## EXERCISE BRIEF
Beginning at the line containing "What text is on this page?" and continuing to the end of the records below, give each line again exactly as it stands, and only those lines.

## ITEMS
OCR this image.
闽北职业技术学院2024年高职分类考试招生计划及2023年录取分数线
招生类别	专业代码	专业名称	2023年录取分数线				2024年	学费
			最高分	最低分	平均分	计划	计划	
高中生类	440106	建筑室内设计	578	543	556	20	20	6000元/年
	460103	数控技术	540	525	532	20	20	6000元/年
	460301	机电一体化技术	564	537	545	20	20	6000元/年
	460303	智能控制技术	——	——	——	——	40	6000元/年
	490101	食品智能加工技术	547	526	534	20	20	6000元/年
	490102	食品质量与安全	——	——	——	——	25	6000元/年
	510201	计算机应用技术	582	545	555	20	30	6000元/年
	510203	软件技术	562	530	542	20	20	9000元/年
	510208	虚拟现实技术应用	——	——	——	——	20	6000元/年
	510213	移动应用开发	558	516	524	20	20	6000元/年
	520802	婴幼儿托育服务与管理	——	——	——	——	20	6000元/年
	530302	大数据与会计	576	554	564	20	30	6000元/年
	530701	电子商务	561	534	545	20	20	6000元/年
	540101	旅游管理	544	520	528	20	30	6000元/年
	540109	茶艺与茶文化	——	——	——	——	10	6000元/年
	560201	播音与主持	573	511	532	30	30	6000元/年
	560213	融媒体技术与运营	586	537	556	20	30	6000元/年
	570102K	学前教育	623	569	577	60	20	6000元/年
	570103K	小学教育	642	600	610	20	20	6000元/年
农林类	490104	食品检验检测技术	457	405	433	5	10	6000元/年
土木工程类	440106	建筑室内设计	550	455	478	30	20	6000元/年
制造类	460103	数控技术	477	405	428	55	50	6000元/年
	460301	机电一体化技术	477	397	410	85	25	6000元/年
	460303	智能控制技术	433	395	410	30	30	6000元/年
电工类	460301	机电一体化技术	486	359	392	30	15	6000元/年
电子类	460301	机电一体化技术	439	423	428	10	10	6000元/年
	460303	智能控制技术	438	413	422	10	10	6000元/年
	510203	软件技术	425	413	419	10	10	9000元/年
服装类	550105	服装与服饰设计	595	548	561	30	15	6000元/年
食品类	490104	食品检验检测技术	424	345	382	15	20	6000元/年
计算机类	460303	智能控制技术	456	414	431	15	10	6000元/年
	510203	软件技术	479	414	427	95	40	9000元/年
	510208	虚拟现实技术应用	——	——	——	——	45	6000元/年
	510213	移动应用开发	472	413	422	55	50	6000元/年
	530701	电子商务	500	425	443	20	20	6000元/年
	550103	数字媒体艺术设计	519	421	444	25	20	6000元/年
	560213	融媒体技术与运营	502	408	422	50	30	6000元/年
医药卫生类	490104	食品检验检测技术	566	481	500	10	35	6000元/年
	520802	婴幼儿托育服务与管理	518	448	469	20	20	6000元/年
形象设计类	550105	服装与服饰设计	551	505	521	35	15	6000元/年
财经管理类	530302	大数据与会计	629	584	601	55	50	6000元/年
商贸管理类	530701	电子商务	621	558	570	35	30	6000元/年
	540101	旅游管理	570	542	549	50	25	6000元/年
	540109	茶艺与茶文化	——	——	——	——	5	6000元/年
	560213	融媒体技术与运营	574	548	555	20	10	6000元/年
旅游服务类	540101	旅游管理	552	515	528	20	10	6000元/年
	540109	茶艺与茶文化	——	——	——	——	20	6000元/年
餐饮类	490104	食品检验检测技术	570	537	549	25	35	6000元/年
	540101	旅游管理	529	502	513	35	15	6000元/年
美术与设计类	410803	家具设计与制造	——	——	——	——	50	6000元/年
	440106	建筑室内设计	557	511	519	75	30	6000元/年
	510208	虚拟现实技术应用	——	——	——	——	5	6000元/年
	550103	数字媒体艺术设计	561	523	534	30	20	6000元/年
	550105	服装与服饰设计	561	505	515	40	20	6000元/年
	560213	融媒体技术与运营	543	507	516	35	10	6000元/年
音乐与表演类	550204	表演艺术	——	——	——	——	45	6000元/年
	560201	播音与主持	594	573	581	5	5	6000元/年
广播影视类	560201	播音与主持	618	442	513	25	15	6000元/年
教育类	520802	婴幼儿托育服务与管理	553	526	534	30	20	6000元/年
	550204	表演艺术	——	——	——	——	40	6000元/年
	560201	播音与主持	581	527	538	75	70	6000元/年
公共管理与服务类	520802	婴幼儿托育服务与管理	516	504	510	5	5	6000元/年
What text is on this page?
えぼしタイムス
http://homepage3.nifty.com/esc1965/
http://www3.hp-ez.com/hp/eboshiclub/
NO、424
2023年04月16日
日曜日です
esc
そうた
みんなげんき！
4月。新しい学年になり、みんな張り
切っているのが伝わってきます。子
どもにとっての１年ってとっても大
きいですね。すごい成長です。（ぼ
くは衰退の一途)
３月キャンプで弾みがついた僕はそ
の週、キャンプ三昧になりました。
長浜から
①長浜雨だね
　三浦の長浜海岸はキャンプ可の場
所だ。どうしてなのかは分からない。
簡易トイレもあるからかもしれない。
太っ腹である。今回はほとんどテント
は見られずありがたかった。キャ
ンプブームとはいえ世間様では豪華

## RIGHT ANSWER
What text is on this page?
えぼしタイムス
http://homepage3.nifty.com/esc1965/
http://www3.hp-ez.com/hp/eboshiclub/
NO、424
2023年04月16日
日曜日です
esc
そうた
みんなげんき！
4月。新しい学年になり、みんな張り
切っているのが伝わってきます。子
どもにとっての１年ってとっても大
きいですね。すごい成長です。（ぼ
くは衰退の一途)
３月キャンプで弾みがついた僕はそ
の週、キャンプ三昧になりました。
長浜から
①長浜雨だね
　三浦の長浜海岸はキャンプ可の場
所だ。どうしてなのかは分からない。
簡易トイレもあるからかもしれない。
太っ腹である。今回はほとんどテント
は見られずありがたかった。キャ
ンプブームとはいえ世間様では豪華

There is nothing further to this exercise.